Nasci vendo lendas e milagres

Entre feitiçarias e batuque

Nascido em meio dum mocambo e de uma taba

Olhando o vulto branco do conquistador.

Nasci no vilarejo solitário

Onde fazem o açaí, vinho encantado

Que só vale beber nas cuias sagradas.

Na terra onde nasceu minha mãe

Fazem cantando e amando ao sol e ao luar

com que os caboclos bebem o açaí.

Trouxe a energia pagã dos bacurizeiros

O sabor musical das marés arquejantes

O espanto do luar que ouviu as cobras grandes

O feitiço da água verde onde dançam os botos

E o milagre triunfal

De todas as vozes virgens da terra.

De toda a virgindade indômita da raça

Na inocência do meu canto animador!

Minha voz que é chula e inúbia

que é maracá, tambor, estridos de tacapes

silvos de flechas, violas e batuque

Voz de velas ao vento e de búzios na mata

Voz que arfou no meu sangue

E estalou em meu verso

que se ergue ao sonho novo do universo

E é como canto de meu Descobridor (Dalcidio Jurandir, livro Poemas Impetuosos).

Agradeço a possibilidade de interlocução que me possibilita a APL, para estar aqui hoje; grato estou ao ilustre presidente da APL, em exercício, dr. Leonam Cruz, agradeço também Franssinete Florenzano que foi a porta-voz deste convite feito a mim. É sempre uma felicidade falar ao lado da minha confreira e reitora da Unama, doutora Betânia Fidalgo Arroyo.

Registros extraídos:
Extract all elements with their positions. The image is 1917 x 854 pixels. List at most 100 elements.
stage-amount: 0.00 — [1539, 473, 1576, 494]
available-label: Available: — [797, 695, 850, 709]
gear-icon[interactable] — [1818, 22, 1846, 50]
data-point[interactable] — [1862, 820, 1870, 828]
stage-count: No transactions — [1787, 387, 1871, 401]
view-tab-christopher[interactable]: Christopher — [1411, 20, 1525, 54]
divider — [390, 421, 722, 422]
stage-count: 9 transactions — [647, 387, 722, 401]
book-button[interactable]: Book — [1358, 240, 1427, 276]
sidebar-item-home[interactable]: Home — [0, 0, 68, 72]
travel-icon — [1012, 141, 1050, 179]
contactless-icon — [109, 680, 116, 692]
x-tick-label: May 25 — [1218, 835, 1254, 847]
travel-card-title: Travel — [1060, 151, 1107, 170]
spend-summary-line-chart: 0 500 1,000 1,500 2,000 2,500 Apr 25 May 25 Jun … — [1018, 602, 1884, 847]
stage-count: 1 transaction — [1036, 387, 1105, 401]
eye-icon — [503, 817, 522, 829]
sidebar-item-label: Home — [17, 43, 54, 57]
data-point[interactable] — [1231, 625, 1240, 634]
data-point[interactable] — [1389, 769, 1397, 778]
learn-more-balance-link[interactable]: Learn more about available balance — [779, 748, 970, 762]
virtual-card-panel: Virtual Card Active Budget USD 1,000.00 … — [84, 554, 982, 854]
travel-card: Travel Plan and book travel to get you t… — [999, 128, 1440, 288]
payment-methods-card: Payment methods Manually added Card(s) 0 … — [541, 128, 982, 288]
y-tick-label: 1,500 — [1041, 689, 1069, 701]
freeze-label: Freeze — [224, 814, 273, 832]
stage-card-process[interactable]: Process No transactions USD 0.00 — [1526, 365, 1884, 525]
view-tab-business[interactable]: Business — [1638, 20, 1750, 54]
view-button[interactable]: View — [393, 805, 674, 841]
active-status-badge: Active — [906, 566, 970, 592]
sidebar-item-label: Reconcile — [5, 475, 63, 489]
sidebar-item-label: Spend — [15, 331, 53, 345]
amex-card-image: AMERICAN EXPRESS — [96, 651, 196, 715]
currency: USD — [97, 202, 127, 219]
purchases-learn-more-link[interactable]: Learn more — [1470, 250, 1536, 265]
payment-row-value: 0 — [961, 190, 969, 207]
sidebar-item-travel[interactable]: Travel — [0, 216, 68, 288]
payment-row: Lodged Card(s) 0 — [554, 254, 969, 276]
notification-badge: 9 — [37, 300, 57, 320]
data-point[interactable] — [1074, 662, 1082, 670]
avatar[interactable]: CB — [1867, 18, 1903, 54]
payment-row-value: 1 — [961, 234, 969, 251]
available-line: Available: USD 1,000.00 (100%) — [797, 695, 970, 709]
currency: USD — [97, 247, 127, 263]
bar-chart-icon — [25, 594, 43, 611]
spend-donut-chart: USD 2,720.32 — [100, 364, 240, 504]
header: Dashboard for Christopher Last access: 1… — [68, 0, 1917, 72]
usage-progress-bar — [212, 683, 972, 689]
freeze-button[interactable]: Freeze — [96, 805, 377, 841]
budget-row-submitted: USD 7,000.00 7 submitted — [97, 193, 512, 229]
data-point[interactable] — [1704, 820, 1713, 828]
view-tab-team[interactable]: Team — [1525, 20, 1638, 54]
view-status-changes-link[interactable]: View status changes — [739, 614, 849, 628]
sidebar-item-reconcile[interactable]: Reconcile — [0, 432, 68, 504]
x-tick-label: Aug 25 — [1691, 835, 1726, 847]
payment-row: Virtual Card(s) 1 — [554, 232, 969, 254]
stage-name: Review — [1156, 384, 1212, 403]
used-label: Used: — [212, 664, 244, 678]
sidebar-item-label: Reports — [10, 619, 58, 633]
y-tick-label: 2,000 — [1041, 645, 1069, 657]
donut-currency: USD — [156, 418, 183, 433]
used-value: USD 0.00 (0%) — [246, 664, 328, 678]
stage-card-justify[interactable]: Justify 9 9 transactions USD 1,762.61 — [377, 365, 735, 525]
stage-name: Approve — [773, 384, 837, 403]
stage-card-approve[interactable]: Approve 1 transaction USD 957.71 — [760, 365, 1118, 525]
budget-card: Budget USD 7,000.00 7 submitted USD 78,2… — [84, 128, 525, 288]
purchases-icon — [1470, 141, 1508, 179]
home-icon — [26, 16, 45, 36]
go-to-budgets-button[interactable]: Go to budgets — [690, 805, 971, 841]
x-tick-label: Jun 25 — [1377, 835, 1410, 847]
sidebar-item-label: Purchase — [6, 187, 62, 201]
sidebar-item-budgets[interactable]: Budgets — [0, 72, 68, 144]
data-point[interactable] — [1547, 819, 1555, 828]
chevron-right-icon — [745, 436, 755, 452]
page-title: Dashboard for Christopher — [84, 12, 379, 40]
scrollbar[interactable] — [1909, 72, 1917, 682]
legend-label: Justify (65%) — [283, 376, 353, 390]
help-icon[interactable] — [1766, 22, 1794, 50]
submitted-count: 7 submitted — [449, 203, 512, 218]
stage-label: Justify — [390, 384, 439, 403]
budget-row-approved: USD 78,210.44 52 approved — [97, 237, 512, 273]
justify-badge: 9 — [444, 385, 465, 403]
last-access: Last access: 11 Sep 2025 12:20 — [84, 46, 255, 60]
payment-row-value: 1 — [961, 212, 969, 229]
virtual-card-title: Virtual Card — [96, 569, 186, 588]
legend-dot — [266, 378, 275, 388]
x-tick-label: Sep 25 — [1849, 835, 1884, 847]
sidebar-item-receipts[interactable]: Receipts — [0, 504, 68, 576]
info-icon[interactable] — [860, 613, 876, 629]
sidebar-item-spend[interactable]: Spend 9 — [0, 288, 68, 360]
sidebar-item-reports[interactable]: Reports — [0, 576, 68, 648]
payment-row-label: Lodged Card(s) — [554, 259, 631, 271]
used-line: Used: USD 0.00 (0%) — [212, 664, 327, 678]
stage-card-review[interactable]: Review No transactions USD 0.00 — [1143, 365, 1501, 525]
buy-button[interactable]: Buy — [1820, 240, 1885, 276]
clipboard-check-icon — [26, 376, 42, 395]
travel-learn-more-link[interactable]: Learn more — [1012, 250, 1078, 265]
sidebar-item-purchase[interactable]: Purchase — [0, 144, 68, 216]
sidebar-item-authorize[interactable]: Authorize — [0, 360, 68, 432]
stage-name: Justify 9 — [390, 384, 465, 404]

**CONJUNTO DE TAREFAS:**
• A. No trecho para leitura, quais pessoas são citadas pelo nome no parágrafo de agradecimento que vem depois do poema? Liste todas.
• B. Segundo o poema do trecho para leitura, em que recipiente só vale beber o açaí?
• C. Dê sequência ao trecho para leitura a partir da última frase, no tom do discurso de agradecimento.

**RESPOSTAS EM ORDEM:**
• A. Leonam Cruz; Franssinete Florenzano; Betânia Fidalgo Arroyo

• B. Nas cuias sagradas.

• C.
Celebrar este 16 de junho, dia de Alfredo, é somar a todos os que lutaram e lutam em prol da literatura da Amazônia. Especialmente hoje, destaco José Varella e Moacyr Pereira, este que foi o autor do projeto que reconheceu para a municipalidade de Belém o dia de Alfredo, ato promulgado pelo então prefeito e confrade Zenaldo Coutinho Júnior. Quero, desta feita, agradecer esta audiência tão especial, de confreiras e confrades da APL e do IHGP, meu Silogeu, minha casa, a quem agradeço a fraternidade, na pessoa da professora Anaíza Vergolino, respeitável intelectual. Ressalto minha gratidão a meus colegas do PPGCLC Unama, na pessoa de meu estimado coordenador, prof. Dr. Thiago Barros e de meus colegas do curso de Letras e do PPGED da UEPA, na pessoa do professor Dr. José Anchieta.

Iniciei esta fala com um poema de juventude de DJ; naturalmente lírico ele se expressa em primeira pessoa; esta “pessoalidade”, desvenda parte do perfil autobiográfico de parte expressiva da obra dalcidiana, afinal Dalcidio Jurandir é reconhecido como um grande escritor brasileiro, o “romancista da Amazônia”, segundo apontam Benedito Nunes, Ruy Pereira Pinto e Soraia Reolon, em biografia lançada pela SECULT-PA/FCRB, no início dos anos 2000.

Como sabem os senhores e senhoras, Alfredo é o alter ego, a máscara ficcional do própria Dalcidio, daí porque se fala dos romances do Ciclo do Extremo Norte, como um ‘roman-fleuve’, romance rio, o que converge para minha interpretação de seu ‘romance marajoara’, que segundo Paulo Maués Corrêa se transformou numa “chave de leitura”, a qual denominei de AQUONARRATIVA; pode-se classificar, caso consideremos 9 dos 10 romances amazônicos, escritos por Dalcidio, de um “romance de formação de Alfredo”.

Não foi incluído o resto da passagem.